Answer with nothing but the number of lines that include the word "marker".

+ + + + +

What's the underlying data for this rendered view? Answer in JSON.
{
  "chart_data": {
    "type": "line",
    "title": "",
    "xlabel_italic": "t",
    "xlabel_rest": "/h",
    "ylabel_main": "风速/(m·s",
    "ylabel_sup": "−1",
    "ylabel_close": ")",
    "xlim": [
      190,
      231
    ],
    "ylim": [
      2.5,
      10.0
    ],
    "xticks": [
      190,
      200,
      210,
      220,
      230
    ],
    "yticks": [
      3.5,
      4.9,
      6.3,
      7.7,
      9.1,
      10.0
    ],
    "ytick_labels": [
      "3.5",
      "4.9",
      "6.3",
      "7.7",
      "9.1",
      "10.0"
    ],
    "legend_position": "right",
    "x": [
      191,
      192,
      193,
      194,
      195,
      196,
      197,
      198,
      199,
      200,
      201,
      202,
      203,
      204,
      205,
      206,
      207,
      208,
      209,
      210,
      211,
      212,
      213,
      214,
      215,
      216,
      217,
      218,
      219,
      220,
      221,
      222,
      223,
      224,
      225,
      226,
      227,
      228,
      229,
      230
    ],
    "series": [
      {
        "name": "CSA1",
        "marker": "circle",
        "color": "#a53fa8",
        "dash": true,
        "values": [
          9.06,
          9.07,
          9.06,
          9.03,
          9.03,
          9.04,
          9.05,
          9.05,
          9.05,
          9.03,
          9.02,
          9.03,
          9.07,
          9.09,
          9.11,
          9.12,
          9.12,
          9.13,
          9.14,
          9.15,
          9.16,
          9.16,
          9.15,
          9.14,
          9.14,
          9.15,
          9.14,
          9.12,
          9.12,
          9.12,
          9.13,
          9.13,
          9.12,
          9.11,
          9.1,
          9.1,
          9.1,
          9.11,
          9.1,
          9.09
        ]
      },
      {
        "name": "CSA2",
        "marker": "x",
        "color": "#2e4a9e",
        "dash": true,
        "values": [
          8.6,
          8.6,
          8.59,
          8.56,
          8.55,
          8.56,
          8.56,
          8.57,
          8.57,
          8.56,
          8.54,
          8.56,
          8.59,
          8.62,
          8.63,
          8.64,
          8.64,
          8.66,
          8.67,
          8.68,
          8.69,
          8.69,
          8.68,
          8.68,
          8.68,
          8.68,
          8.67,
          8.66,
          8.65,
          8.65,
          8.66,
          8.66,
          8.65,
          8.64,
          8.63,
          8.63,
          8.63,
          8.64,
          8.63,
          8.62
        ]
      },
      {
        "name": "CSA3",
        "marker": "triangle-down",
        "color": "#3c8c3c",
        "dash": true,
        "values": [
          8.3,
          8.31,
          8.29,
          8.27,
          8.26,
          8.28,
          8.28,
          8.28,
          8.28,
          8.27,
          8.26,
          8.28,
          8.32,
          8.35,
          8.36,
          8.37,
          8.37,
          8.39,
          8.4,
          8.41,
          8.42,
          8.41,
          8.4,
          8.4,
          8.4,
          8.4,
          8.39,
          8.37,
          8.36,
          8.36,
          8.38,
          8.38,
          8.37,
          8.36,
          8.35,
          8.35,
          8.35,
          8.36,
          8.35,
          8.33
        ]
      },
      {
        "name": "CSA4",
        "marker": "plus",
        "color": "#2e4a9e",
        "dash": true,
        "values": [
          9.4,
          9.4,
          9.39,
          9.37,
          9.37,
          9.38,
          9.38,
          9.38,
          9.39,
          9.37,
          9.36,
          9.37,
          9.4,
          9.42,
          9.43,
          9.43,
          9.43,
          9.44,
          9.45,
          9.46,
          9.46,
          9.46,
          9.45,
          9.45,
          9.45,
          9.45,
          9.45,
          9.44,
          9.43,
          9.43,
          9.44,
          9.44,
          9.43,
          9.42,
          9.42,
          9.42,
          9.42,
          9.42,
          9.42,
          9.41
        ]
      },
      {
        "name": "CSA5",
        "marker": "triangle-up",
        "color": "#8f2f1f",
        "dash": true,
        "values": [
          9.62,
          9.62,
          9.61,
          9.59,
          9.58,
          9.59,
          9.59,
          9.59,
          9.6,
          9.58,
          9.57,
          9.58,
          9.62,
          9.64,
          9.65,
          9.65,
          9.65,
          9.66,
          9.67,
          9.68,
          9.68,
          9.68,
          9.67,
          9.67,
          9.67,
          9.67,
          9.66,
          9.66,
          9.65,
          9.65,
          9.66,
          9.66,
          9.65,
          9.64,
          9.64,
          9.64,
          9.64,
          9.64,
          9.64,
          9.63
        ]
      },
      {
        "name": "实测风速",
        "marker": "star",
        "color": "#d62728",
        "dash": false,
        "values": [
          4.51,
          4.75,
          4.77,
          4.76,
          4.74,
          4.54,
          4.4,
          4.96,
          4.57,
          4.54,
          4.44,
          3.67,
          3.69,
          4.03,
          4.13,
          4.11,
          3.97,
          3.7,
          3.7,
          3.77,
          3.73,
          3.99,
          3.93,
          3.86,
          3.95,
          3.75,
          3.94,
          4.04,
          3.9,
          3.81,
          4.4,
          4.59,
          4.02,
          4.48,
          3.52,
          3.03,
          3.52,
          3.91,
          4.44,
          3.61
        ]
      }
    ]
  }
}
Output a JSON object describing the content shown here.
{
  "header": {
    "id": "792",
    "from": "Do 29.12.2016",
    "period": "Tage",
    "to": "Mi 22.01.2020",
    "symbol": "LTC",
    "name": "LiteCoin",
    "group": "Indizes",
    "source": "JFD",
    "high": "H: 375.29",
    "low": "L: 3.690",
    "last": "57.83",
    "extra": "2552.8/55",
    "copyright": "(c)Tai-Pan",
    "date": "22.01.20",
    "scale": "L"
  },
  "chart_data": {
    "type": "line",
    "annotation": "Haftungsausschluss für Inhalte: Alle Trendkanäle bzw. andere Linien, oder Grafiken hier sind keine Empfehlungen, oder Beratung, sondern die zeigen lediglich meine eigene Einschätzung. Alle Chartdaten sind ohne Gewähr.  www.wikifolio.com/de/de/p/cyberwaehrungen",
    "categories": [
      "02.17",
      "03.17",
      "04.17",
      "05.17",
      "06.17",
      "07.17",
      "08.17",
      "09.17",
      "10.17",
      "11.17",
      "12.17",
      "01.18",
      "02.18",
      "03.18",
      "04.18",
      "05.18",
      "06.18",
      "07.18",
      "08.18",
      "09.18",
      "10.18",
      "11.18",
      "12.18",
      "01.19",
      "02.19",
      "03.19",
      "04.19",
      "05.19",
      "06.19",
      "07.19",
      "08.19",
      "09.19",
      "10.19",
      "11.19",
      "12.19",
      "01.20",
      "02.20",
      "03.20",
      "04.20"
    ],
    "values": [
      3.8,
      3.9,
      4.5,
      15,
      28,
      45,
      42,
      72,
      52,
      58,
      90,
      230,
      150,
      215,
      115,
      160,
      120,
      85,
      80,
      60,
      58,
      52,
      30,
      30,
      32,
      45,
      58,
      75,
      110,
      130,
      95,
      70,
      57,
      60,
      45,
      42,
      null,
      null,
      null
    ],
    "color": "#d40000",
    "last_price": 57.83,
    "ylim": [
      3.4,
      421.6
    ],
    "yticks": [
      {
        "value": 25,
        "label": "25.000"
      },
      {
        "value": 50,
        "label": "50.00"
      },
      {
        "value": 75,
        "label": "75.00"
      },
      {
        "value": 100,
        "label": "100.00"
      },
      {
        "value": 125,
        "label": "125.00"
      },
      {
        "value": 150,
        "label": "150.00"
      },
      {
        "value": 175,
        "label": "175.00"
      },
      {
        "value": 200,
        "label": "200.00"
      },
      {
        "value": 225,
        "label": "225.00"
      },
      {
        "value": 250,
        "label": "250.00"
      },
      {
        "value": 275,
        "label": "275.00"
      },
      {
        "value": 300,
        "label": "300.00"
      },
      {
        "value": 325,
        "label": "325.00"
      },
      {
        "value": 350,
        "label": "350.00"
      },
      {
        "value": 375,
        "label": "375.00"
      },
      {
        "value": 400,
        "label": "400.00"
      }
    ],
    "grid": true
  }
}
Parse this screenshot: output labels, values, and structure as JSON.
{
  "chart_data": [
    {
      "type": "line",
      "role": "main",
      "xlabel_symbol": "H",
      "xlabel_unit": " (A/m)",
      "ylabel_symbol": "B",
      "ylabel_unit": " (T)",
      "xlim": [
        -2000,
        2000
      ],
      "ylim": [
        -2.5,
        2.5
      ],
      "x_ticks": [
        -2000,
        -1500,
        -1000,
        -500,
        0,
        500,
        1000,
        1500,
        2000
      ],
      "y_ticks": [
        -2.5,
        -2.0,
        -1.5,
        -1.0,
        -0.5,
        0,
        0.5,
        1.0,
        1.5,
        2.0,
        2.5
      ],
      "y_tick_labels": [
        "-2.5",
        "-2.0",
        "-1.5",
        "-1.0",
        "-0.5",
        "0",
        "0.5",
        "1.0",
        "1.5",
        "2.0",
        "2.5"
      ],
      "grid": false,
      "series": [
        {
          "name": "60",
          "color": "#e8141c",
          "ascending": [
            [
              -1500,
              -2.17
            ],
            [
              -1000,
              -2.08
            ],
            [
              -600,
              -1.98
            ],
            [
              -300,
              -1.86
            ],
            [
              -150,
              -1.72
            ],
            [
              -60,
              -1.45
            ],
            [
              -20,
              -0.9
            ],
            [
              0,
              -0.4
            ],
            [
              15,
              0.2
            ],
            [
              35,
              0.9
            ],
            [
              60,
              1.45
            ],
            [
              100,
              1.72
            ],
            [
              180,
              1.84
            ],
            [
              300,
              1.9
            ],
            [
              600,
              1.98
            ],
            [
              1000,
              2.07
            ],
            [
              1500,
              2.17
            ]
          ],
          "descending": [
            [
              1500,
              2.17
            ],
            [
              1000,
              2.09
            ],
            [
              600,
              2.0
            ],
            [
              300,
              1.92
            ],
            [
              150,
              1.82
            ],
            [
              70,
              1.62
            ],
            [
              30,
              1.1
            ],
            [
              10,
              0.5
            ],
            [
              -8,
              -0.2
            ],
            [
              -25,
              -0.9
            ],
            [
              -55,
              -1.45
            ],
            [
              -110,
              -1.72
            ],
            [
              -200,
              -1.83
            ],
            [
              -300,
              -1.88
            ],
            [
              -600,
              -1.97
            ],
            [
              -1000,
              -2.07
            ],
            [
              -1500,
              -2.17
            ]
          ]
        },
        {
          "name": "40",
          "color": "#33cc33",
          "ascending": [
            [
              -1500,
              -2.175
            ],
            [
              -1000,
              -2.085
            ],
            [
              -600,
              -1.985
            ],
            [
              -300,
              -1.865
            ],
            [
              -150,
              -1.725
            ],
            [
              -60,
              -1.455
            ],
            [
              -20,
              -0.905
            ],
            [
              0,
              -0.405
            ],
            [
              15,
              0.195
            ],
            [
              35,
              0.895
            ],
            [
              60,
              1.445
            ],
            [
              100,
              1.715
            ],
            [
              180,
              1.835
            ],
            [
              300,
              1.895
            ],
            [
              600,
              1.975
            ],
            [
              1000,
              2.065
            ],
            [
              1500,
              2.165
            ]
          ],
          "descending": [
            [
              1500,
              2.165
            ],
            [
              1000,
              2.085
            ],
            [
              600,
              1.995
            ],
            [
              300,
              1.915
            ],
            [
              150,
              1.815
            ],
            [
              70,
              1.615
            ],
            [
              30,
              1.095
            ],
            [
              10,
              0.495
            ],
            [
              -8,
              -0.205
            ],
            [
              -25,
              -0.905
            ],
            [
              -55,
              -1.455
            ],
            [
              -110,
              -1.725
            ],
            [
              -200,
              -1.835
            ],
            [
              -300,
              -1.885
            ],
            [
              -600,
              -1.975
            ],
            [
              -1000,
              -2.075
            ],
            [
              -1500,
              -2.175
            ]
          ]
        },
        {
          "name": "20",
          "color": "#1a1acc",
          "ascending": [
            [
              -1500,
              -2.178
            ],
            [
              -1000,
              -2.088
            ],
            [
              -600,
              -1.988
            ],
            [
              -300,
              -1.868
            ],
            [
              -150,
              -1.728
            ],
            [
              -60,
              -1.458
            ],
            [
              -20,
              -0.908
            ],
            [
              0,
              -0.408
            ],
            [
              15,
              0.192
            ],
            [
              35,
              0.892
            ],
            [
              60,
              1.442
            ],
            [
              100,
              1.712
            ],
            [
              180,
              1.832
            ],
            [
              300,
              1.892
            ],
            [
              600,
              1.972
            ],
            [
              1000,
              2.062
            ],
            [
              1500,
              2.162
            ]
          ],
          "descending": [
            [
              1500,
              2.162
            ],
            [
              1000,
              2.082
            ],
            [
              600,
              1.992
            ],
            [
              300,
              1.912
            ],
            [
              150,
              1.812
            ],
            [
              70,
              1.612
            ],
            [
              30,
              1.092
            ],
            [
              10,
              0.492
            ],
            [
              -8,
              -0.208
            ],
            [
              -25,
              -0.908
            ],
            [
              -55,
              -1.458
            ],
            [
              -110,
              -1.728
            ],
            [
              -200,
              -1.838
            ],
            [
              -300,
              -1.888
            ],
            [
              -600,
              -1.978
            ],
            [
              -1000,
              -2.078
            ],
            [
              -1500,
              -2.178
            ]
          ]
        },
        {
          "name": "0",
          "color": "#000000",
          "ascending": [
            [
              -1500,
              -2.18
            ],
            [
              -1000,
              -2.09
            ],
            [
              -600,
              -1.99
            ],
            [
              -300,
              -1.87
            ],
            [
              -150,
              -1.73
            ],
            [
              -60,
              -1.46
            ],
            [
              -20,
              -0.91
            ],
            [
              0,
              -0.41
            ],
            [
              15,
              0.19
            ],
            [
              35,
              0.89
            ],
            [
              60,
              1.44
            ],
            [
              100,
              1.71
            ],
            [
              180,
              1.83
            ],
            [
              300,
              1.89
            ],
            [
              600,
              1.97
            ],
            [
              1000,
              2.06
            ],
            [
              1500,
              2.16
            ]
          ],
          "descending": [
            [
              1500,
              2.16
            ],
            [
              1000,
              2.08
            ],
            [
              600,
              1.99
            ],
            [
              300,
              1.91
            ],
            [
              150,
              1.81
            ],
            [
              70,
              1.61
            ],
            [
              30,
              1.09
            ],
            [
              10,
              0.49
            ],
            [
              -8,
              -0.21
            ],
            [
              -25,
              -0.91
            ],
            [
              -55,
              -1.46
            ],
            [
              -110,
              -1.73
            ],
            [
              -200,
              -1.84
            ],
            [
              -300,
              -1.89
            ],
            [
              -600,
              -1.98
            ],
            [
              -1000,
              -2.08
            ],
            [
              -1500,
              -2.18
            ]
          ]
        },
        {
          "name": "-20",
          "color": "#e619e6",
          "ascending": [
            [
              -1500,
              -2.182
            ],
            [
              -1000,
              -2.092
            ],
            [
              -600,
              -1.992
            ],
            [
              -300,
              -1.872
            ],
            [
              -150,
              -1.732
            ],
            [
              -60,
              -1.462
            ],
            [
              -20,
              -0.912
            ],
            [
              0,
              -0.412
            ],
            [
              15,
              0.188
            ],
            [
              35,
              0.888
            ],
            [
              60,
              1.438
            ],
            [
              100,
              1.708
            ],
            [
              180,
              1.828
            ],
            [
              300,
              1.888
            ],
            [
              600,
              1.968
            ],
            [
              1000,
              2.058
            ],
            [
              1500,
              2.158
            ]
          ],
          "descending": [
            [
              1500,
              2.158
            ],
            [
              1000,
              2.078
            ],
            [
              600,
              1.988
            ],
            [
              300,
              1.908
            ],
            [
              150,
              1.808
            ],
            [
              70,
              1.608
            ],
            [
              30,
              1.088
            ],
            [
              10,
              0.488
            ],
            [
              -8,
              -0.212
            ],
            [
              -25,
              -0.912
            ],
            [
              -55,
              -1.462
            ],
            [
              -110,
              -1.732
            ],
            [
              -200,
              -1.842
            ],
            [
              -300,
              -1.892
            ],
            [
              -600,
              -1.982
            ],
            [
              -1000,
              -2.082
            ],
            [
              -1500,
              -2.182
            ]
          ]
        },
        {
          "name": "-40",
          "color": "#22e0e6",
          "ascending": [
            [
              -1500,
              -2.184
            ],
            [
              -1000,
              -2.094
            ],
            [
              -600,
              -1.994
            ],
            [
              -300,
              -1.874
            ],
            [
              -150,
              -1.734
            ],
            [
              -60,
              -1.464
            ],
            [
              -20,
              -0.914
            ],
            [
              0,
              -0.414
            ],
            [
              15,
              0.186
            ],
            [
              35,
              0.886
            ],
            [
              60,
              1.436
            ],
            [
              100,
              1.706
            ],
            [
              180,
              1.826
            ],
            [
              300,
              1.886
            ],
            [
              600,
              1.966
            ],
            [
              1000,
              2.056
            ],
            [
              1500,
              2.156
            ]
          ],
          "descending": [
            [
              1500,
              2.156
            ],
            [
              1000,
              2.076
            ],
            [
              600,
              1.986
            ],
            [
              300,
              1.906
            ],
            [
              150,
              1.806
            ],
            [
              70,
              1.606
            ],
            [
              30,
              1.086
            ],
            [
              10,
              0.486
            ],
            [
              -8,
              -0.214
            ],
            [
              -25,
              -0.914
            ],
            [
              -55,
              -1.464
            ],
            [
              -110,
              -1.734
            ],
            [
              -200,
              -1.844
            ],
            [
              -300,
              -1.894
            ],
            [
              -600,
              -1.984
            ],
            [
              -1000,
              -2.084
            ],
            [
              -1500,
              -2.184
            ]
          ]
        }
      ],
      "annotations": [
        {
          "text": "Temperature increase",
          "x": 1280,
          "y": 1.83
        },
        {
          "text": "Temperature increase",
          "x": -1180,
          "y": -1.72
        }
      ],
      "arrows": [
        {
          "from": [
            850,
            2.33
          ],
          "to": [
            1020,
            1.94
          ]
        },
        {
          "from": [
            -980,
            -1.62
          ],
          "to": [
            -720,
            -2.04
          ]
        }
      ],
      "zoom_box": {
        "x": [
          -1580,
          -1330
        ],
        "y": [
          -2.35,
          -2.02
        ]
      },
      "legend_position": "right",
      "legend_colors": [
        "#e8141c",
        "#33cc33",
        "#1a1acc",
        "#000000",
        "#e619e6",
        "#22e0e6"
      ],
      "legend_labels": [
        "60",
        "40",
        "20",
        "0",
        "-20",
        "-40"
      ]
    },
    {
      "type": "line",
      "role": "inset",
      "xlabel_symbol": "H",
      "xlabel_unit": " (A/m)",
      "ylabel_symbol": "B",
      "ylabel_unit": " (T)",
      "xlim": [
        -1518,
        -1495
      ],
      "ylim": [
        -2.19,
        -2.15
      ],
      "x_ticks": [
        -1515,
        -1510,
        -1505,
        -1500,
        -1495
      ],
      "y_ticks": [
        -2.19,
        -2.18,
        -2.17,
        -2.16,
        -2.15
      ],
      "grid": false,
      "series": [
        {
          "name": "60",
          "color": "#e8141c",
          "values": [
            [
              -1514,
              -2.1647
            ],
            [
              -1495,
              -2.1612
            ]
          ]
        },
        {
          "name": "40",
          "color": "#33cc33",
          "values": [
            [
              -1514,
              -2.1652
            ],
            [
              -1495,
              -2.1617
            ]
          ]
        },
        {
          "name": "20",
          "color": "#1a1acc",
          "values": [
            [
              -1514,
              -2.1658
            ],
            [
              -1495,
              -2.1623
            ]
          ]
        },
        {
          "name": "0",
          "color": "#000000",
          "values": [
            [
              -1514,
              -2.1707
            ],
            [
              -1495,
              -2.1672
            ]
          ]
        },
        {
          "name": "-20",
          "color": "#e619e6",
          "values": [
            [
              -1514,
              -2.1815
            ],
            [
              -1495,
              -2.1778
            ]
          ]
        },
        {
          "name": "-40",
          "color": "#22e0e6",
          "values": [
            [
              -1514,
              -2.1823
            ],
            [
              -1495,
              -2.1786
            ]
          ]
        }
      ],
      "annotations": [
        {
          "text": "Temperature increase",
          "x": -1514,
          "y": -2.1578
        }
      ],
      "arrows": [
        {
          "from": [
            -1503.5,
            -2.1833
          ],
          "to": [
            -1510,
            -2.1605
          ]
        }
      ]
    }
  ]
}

+ + + + +

## Response to this task
6